■ THE REQUEST
Only the number is wanted: how many lines contain the string "vtkIOStream"?

--- begin DATA SHOWN ---

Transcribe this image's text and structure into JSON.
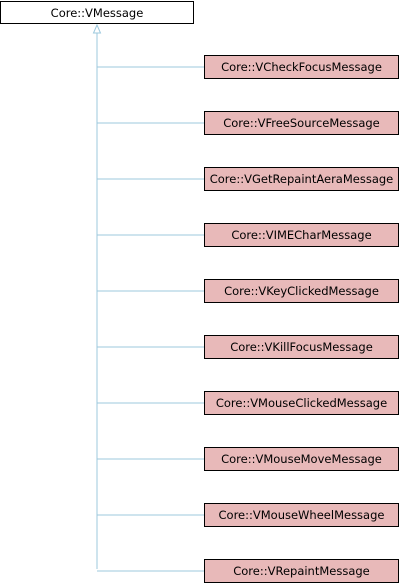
{
  "diagram": {
    "base": {
      "label": "Core::VMessage"
    },
    "children": [
      {
        "label": "Core::VCheckFocusMessage"
      },
      {
        "label": "Core::VFreeSourceMessage"
      },
      {
        "label": "Core::VGetRepaintAeraMessage"
      },
      {
        "label": "Core::VIMECharMessage"
      },
      {
        "label": "Core::VKeyClickedMessage"
      },
      {
        "label": "Core::VKillFocusMessage"
      },
      {
        "label": "Core::VMouseClickedMessage"
      },
      {
        "label": "Core::VMouseMoveMessage"
      },
      {
        "label": "Core::VMouseWheelMessage"
      },
      {
        "label": "Core::VRepaintMessage"
      }
    ],
    "colors": {
      "edge": "#9cc9de",
      "child_fill": "#e8b9b9",
      "base_fill": "#ffffff",
      "border": "#000000"
    }
  }
}
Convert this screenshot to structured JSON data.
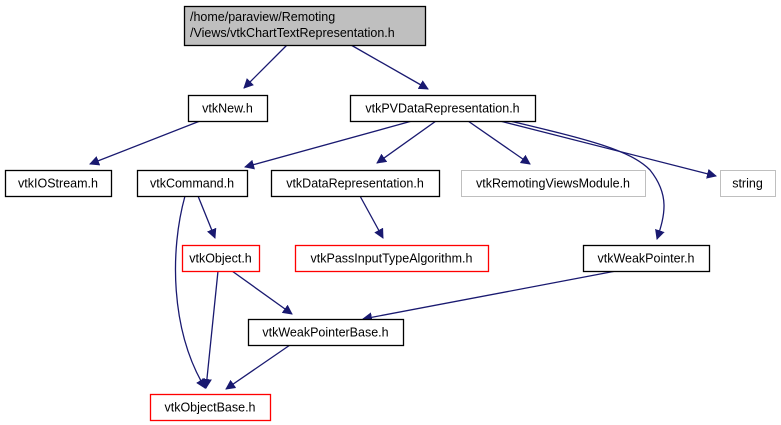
{
  "diagram": {
    "type": "include-dependency-graph",
    "colors": {
      "edge": "#191970",
      "root_fill": "#bfbfbf",
      "root_border": "#000000",
      "normal_border": "#000000",
      "truncated_border": "#ff0000",
      "external_border": "#bfbfbf",
      "node_fill": "#ffffff"
    },
    "nodes": [
      {
        "id": "root",
        "label_lines": [
          "/home/paraview/Remoting",
          "/Views/vtkChartTextRepresentation.h"
        ],
        "kind": "root"
      },
      {
        "id": "vtkNew",
        "label_lines": [
          "vtkNew.h"
        ],
        "kind": "normal"
      },
      {
        "id": "vtkPVDataRepresentation",
        "label_lines": [
          "vtkPVDataRepresentation.h"
        ],
        "kind": "normal"
      },
      {
        "id": "vtkIOStream",
        "label_lines": [
          "vtkIOStream.h"
        ],
        "kind": "normal"
      },
      {
        "id": "vtkCommand",
        "label_lines": [
          "vtkCommand.h"
        ],
        "kind": "normal"
      },
      {
        "id": "vtkDataRepresentation",
        "label_lines": [
          "vtkDataRepresentation.h"
        ],
        "kind": "normal"
      },
      {
        "id": "vtkRemotingViewsModule",
        "label_lines": [
          "vtkRemotingViewsModule.h"
        ],
        "kind": "external"
      },
      {
        "id": "string",
        "label_lines": [
          "string"
        ],
        "kind": "external"
      },
      {
        "id": "vtkObject",
        "label_lines": [
          "vtkObject.h"
        ],
        "kind": "truncated"
      },
      {
        "id": "vtkPassInputTypeAlgorithm",
        "label_lines": [
          "vtkPassInputTypeAlgorithm.h"
        ],
        "kind": "truncated"
      },
      {
        "id": "vtkWeakPointer",
        "label_lines": [
          "vtkWeakPointer.h"
        ],
        "kind": "normal"
      },
      {
        "id": "vtkWeakPointerBase",
        "label_lines": [
          "vtkWeakPointerBase.h"
        ],
        "kind": "normal"
      },
      {
        "id": "vtkObjectBase",
        "label_lines": [
          "vtkObjectBase.h"
        ],
        "kind": "truncated"
      }
    ],
    "edges": [
      {
        "from": "root",
        "to": "vtkNew"
      },
      {
        "from": "root",
        "to": "vtkPVDataRepresentation"
      },
      {
        "from": "vtkNew",
        "to": "vtkIOStream"
      },
      {
        "from": "vtkPVDataRepresentation",
        "to": "vtkCommand"
      },
      {
        "from": "vtkPVDataRepresentation",
        "to": "vtkDataRepresentation"
      },
      {
        "from": "vtkPVDataRepresentation",
        "to": "vtkRemotingViewsModule"
      },
      {
        "from": "vtkPVDataRepresentation",
        "to": "string"
      },
      {
        "from": "vtkPVDataRepresentation",
        "to": "vtkWeakPointer"
      },
      {
        "from": "vtkCommand",
        "to": "vtkObject"
      },
      {
        "from": "vtkCommand",
        "to": "vtkObjectBase"
      },
      {
        "from": "vtkDataRepresentation",
        "to": "vtkPassInputTypeAlgorithm"
      },
      {
        "from": "vtkObject",
        "to": "vtkWeakPointerBase"
      },
      {
        "from": "vtkObject",
        "to": "vtkObjectBase"
      },
      {
        "from": "vtkWeakPointer",
        "to": "vtkWeakPointerBase"
      },
      {
        "from": "vtkWeakPointerBase",
        "to": "vtkObjectBase"
      }
    ]
  }
}
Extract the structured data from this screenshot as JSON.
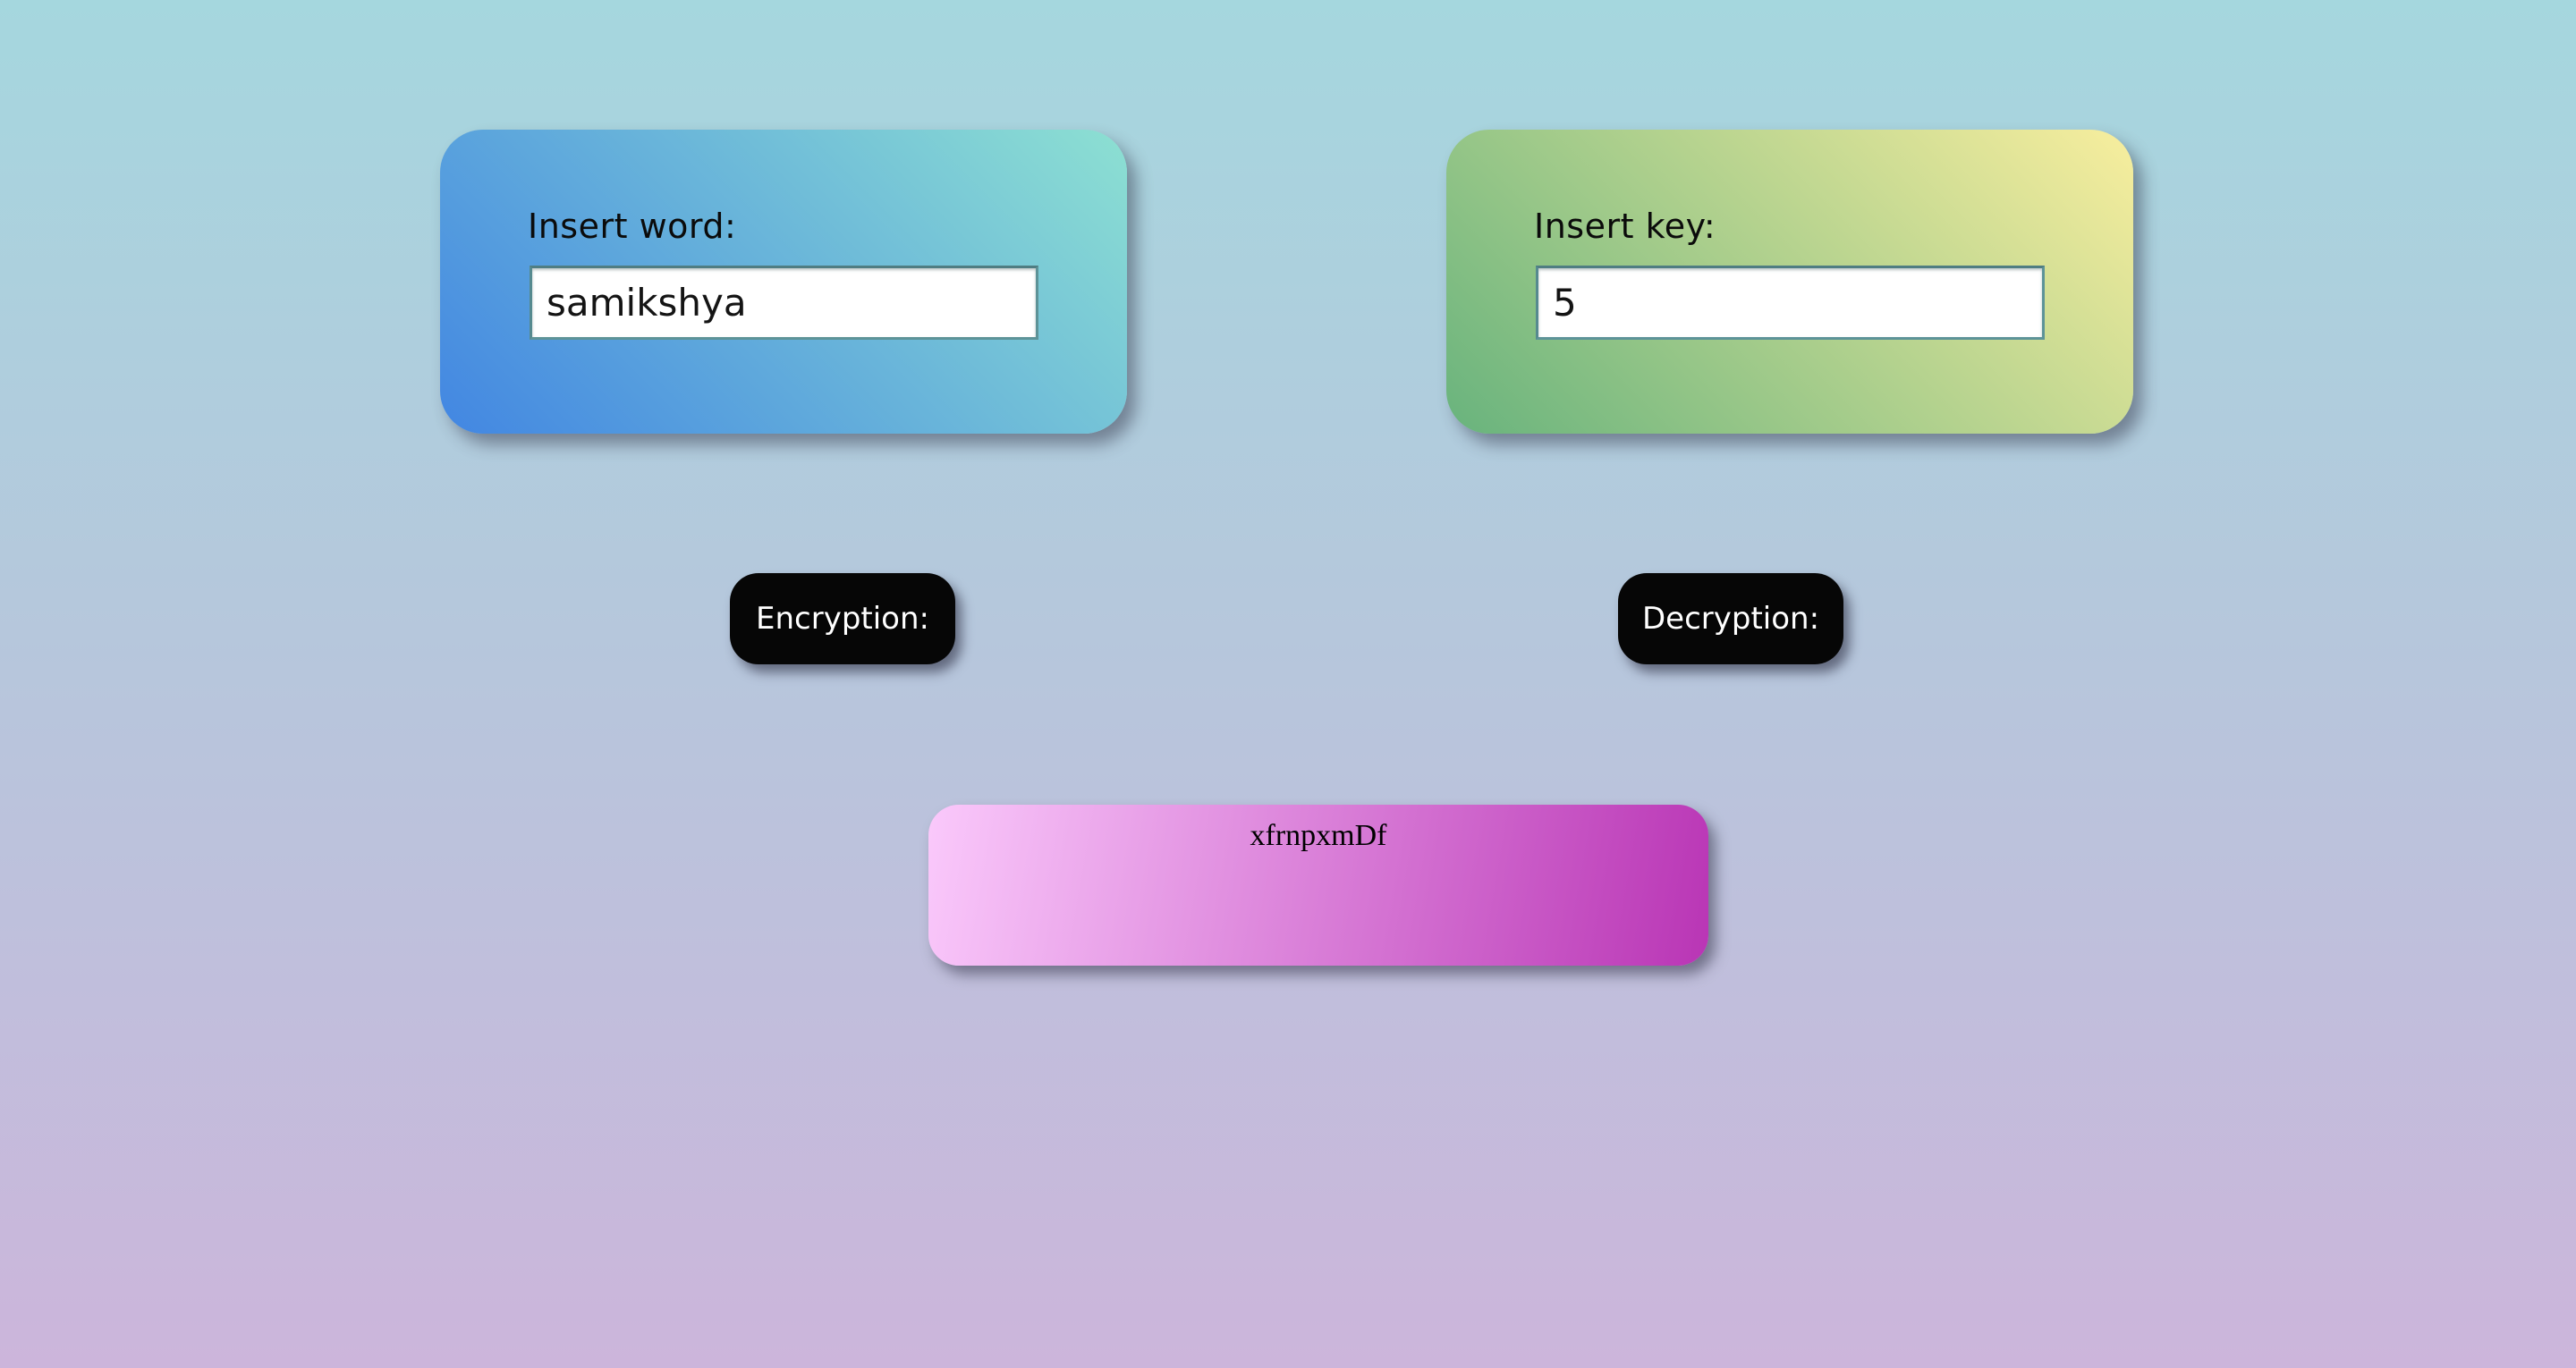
{
  "theme": {
    "background_top": "#a5d7de",
    "background_middle": "#b8c5dc",
    "background_bottom": "#ccb5db",
    "word_card_gradient_start": "#4286e2",
    "word_card_gradient_end": "#8de0d2",
    "key_card_gradient_start": "#68b37d",
    "key_card_gradient_end": "#f8ee9e",
    "result_gradient_start": "#fac9fb",
    "result_gradient_end": "#b935b5",
    "button_background": "#060606",
    "button_text_color": "#ffffff",
    "input_border_color": "#5d9398"
  },
  "word_card": {
    "label": "Insert word:",
    "input_value": "samikshya"
  },
  "key_card": {
    "label": "Insert key:",
    "input_value": "5"
  },
  "actions": {
    "encrypt_label": "Encryption:",
    "decrypt_label": "Decryption:"
  },
  "result": {
    "text": "xfrnpxmDf"
  }
}
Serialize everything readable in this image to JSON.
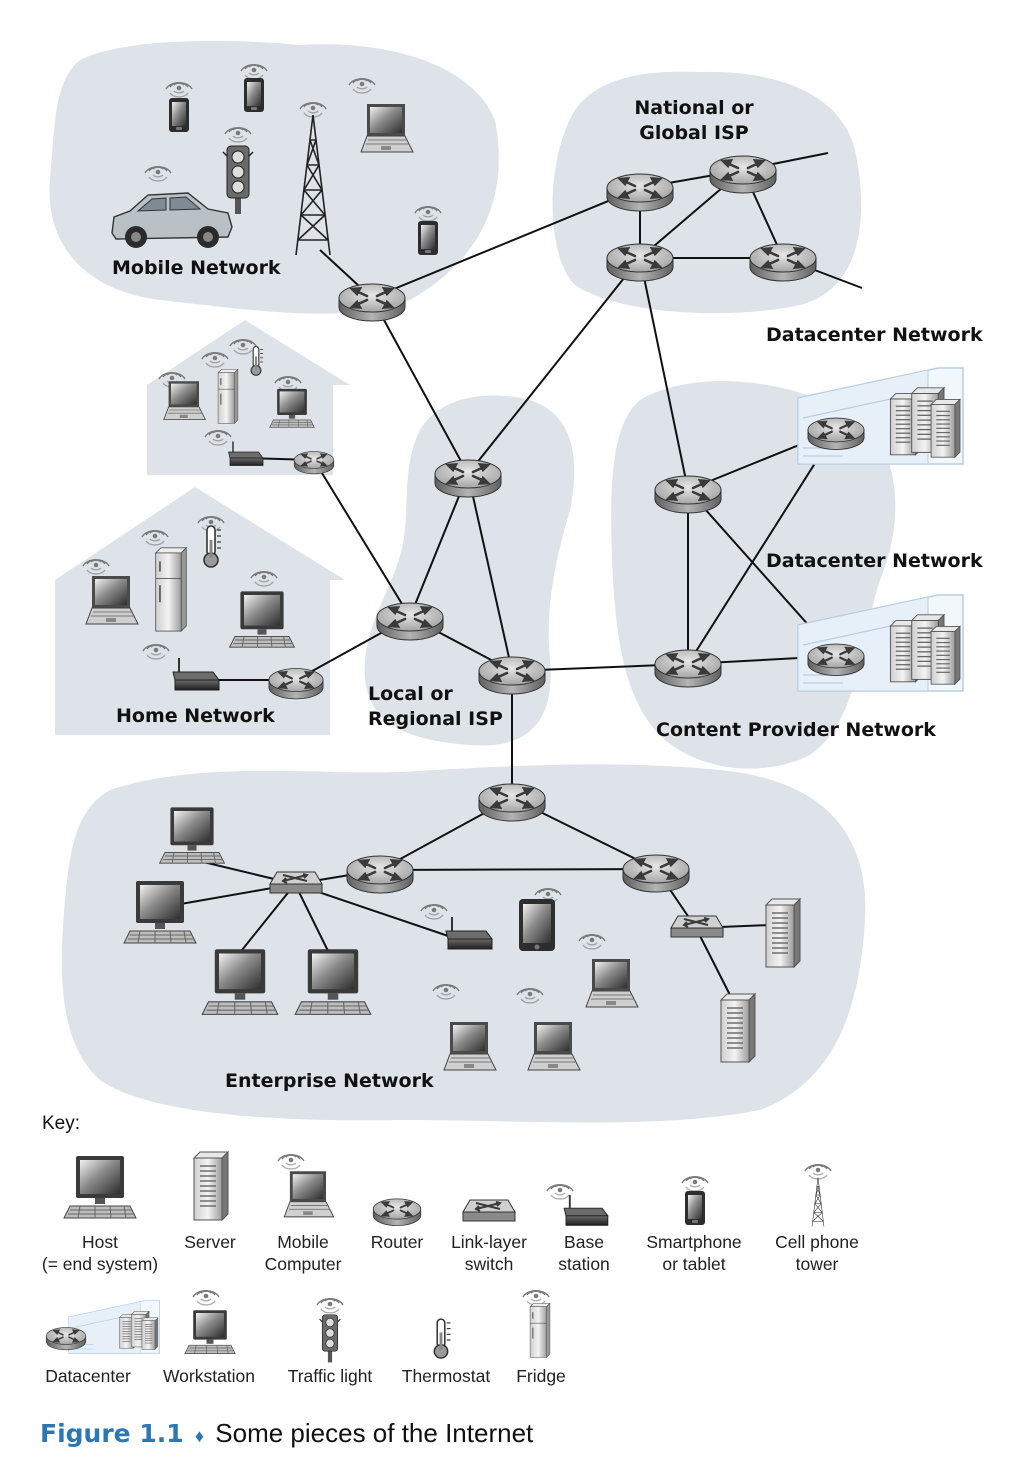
{
  "regions": {
    "mobile": "Mobile Network",
    "national_isp": [
      "National or",
      "Global ISP"
    ],
    "datacenter1": "Datacenter Network",
    "datacenter2": "Datacenter Network",
    "home": "Home Network",
    "local_isp": [
      "Local or",
      "Regional ISP"
    ],
    "content_provider": "Content Provider Network",
    "enterprise": "Enterprise Network"
  },
  "key": {
    "title": "Key:",
    "items": [
      {
        "icon": "host-icon",
        "label": [
          "Host",
          "(= end system)"
        ]
      },
      {
        "icon": "server-icon",
        "label": [
          "Server"
        ]
      },
      {
        "icon": "mobile-computer-icon",
        "label": [
          "Mobile",
          "Computer"
        ]
      },
      {
        "icon": "router-icon",
        "label": [
          "Router"
        ]
      },
      {
        "icon": "link-layer-switch-icon",
        "label": [
          "Link-layer",
          "switch"
        ]
      },
      {
        "icon": "base-station-icon",
        "label": [
          "Base",
          "station"
        ]
      },
      {
        "icon": "smartphone-icon",
        "label": [
          "Smartphone",
          "or tablet"
        ]
      },
      {
        "icon": "cell-tower-icon",
        "label": [
          "Cell phone",
          "tower"
        ]
      },
      {
        "icon": "datacenter-icon",
        "label": [
          "Datacenter"
        ]
      },
      {
        "icon": "workstation-icon",
        "label": [
          "Workstation"
        ]
      },
      {
        "icon": "traffic-light-icon",
        "label": [
          "Traffic light"
        ]
      },
      {
        "icon": "thermostat-icon",
        "label": [
          "Thermostat"
        ]
      },
      {
        "icon": "fridge-icon",
        "label": [
          "Fridge"
        ]
      }
    ]
  },
  "caption": {
    "figure": "Figure 1.1",
    "symbol": "♦",
    "text": "Some pieces of the Internet"
  }
}
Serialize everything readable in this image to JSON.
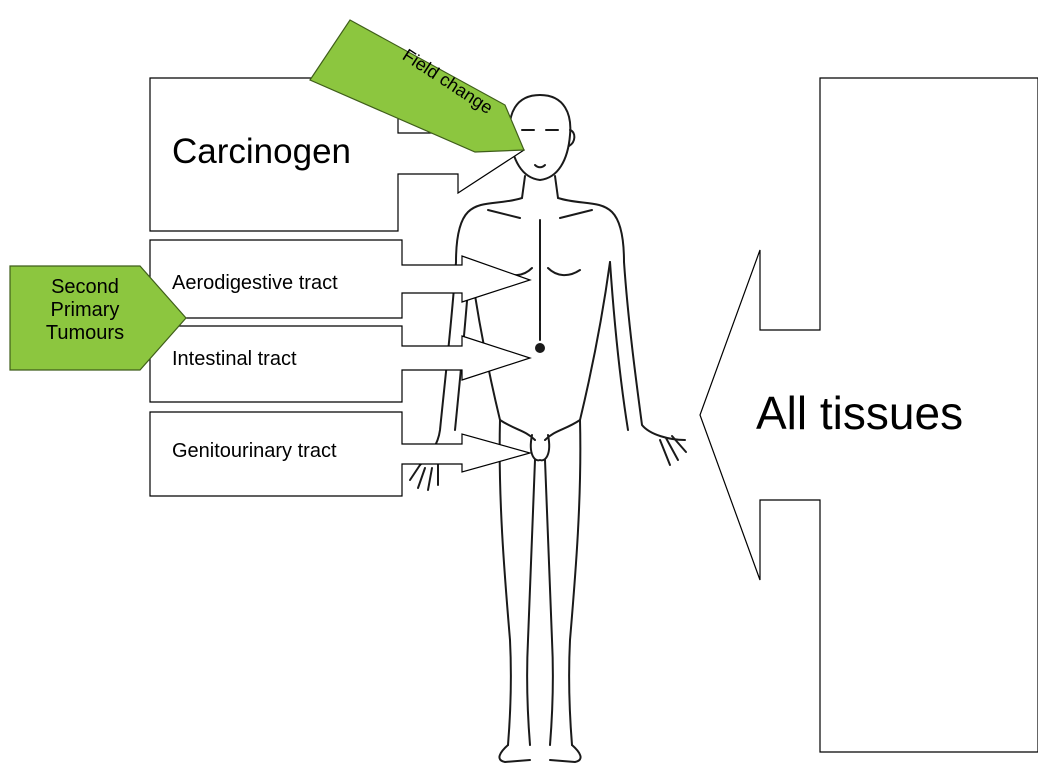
{
  "labels": {
    "carcinogen": "Carcinogen",
    "field_change": "Field change",
    "second_primary": [
      "Second",
      "Primary",
      "Tumours"
    ],
    "aerodigestive": "Aerodigestive tract",
    "intestinal": "Intestinal tract",
    "genitourinary": "Genitourinary tract",
    "all_tissues": "All tissues"
  },
  "colors": {
    "green_callout": "#8cc63f",
    "outline": "#000000",
    "figure_line": "#1a1a1a"
  },
  "icons": [
    "human-body-figure"
  ]
}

--- end DATA SHOWN ---

■ SOLUTION FOR THIS PROBLEM
3